**Data entries for graphics:**
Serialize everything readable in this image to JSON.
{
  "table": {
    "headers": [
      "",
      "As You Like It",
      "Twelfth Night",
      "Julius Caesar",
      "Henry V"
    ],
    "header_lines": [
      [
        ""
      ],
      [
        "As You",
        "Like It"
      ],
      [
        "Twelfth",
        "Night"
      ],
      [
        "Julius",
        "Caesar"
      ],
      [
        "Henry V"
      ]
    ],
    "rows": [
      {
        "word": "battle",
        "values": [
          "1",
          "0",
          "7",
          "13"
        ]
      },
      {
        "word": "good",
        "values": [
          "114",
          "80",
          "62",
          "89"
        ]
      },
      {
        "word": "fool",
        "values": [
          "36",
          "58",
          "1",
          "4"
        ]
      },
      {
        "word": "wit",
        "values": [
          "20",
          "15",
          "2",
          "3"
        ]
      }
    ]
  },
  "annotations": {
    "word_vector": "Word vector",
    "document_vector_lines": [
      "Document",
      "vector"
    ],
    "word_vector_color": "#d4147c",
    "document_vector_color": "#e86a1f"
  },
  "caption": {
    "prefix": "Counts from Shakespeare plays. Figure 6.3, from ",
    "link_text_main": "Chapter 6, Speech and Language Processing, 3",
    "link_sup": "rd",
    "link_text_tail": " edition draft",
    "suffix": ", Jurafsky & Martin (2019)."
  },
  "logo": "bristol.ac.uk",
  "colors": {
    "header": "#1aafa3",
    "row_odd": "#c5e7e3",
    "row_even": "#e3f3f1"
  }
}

---

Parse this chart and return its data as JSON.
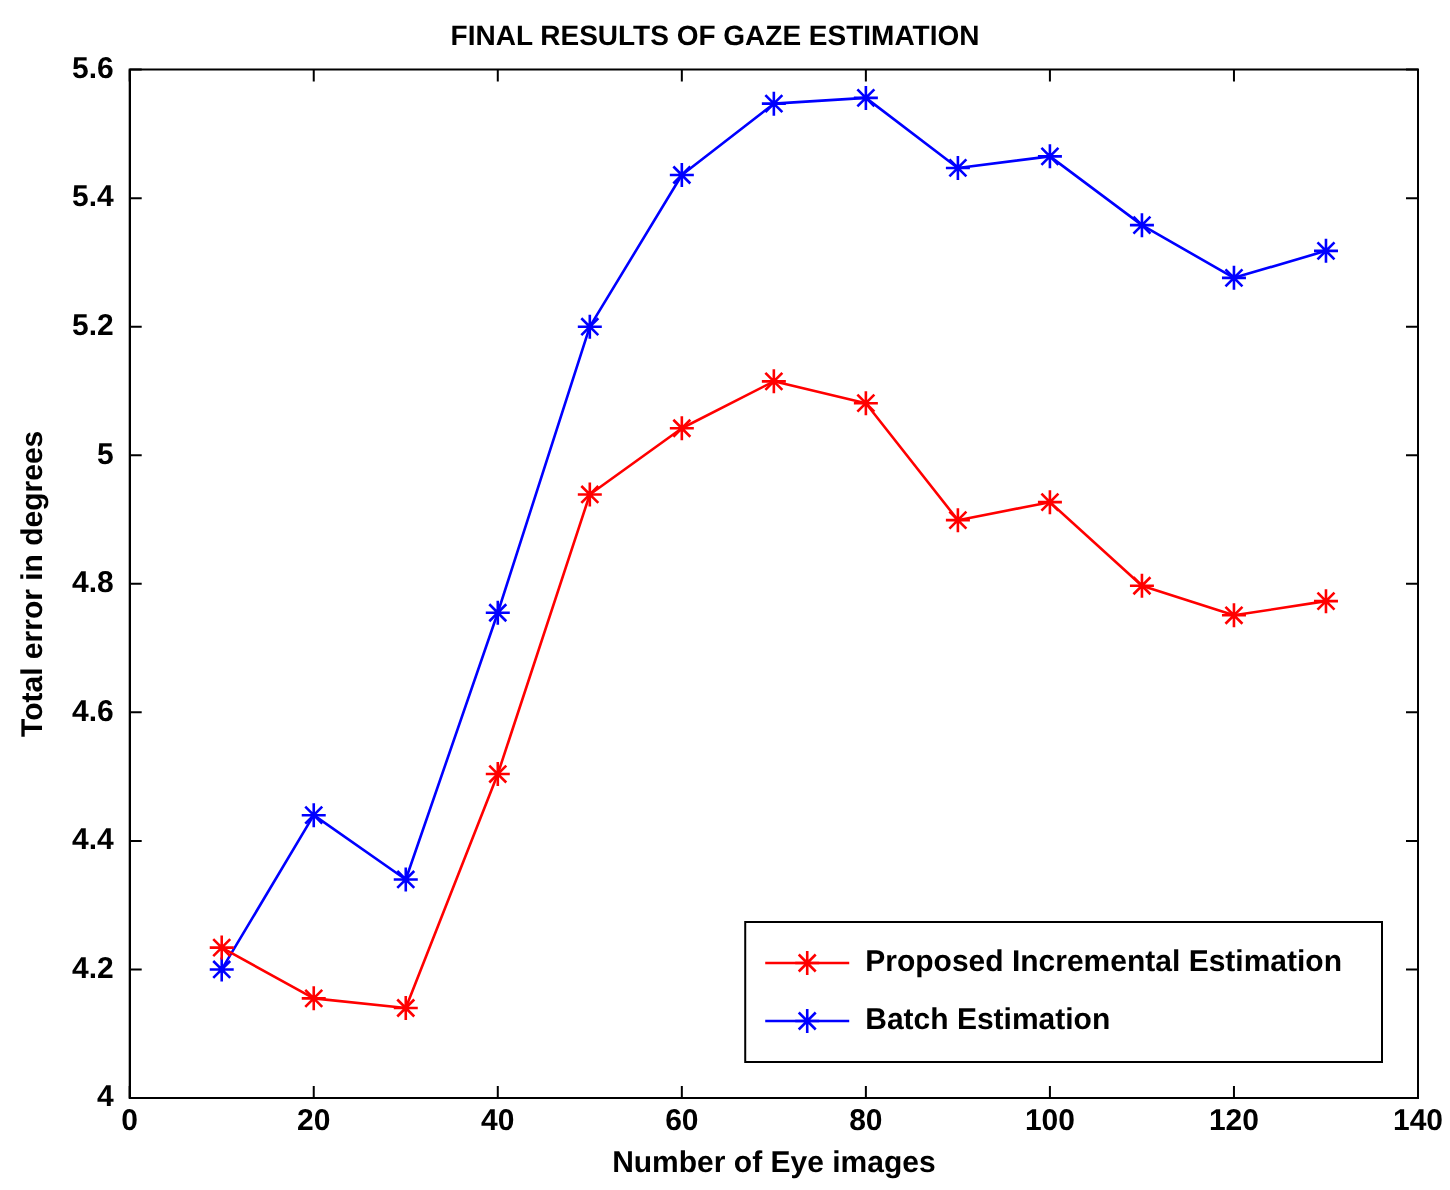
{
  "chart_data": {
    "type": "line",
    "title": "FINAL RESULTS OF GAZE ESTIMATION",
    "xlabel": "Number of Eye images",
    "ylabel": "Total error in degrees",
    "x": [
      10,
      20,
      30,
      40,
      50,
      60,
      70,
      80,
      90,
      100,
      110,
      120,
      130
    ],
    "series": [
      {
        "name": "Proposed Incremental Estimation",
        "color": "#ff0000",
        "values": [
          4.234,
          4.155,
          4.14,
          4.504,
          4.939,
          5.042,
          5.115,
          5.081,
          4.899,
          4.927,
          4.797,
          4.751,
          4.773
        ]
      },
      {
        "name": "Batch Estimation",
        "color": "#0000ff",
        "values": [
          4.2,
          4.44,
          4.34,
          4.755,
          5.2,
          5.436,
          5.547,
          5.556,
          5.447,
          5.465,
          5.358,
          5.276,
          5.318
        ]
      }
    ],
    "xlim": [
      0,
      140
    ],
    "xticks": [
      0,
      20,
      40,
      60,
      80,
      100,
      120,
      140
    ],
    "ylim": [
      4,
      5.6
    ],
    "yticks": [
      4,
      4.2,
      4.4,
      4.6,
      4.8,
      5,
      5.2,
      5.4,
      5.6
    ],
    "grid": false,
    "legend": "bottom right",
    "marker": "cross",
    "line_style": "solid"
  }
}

**STATED GOAL:**
Select and copy every line of the listing with the word "name".

**WRITTEN RESPONSE:**
        "name": "Proposed Incremental Estimation",
        "name": "Batch Estimation",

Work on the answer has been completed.